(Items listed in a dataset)

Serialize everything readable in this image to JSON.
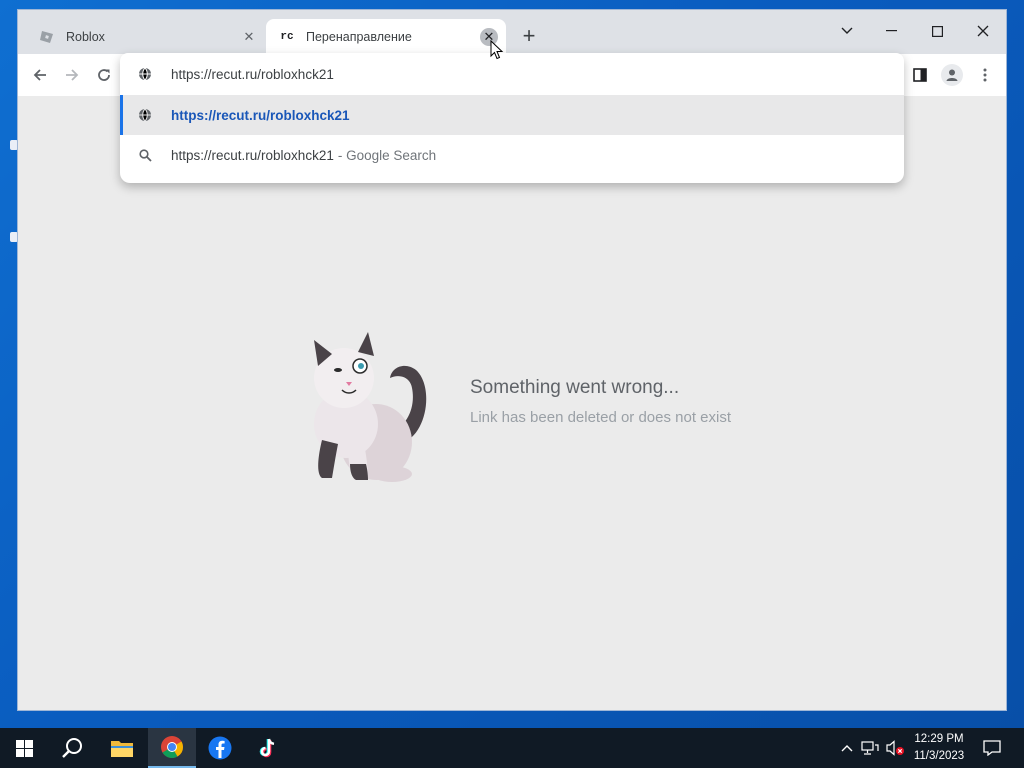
{
  "browser": {
    "tabs": [
      {
        "title": "Roblox",
        "favicon": "roblox-icon",
        "active": false
      },
      {
        "title": "Перенаправление",
        "favicon_text": "rc",
        "active": true
      }
    ],
    "new_tab_label": "+",
    "omnibox": {
      "value": "https://recut.ru/robloxhck21",
      "suggestions": [
        {
          "text": "https://recut.ru/robloxhck21",
          "icon": "globe-icon",
          "selected": true
        },
        {
          "text": "https://recut.ru/robloxhck21",
          "suffix": "- Google Search",
          "icon": "search-icon",
          "selected": false
        }
      ]
    }
  },
  "page": {
    "error_title": "Something went wrong...",
    "error_subtitle": "Link has been deleted or does not exist"
  },
  "taskbar": {
    "apps": [
      "start-icon",
      "search-icon",
      "file-explorer-icon",
      "chrome-icon",
      "facebook-icon",
      "tiktok-icon"
    ],
    "clock_time": "12:29 PM",
    "clock_date": "11/3/2023"
  },
  "colors": {
    "accent": "#1a73e8",
    "desktop": "#0a5cbf",
    "taskbar": "#101a25"
  }
}
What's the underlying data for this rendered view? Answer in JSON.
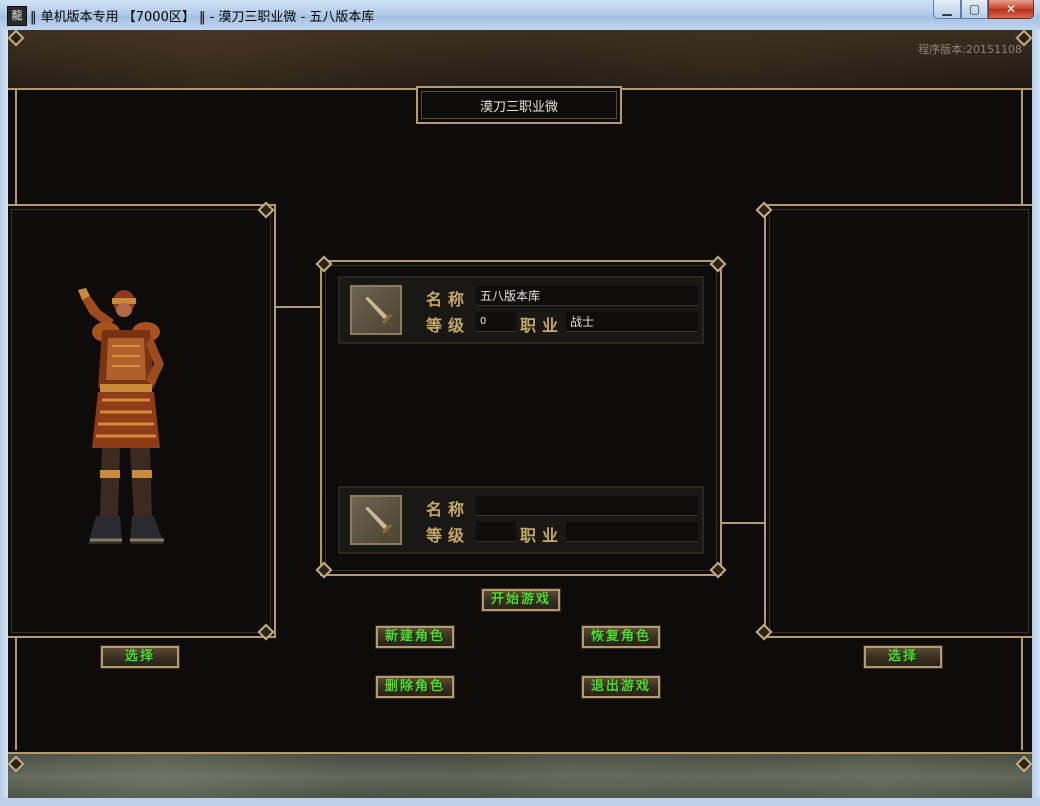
{
  "window": {
    "title": "‖ 单机版本专用 【7000区】 ‖ - 漠刀三职业微 - 五八版本库",
    "icon_char": "龍",
    "minimize_glyph": "▁",
    "maximize_glyph": "▢",
    "close_glyph": "✕"
  },
  "version_label": "程序版本:20151108",
  "server_name": "漠刀三职业微",
  "slots": [
    {
      "name_label": "名称",
      "name_value": "五八版本库",
      "level_label": "等级",
      "level_value": "0",
      "class_label": "职业",
      "class_value": "战士"
    },
    {
      "name_label": "名称",
      "name_value": "",
      "level_label": "等级",
      "level_value": "",
      "class_label": "职业",
      "class_value": ""
    }
  ],
  "buttons": {
    "start": "开始游戏",
    "new_char": "新建角色",
    "restore_char": "恢复角色",
    "delete_char": "删除角色",
    "exit": "退出游戏",
    "select_left": "选择",
    "select_right": "选择"
  },
  "colors": {
    "frame_gold": "#b59a70",
    "label_gold": "#c4a968",
    "button_text_green": "#58d630",
    "background": "#0d0c0a"
  },
  "icons": {
    "slot_icon": "sword-icon",
    "character": "warrior-character"
  }
}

* _What to do_: From the data, pick out every line that includes "五八版本库".

* _Output for this exercise_:
    "title": "‖ 单机版本专用 【7000区】 ‖ - 漠刀三职业微 - 五八版本库",
      "name_value": "五八版本库",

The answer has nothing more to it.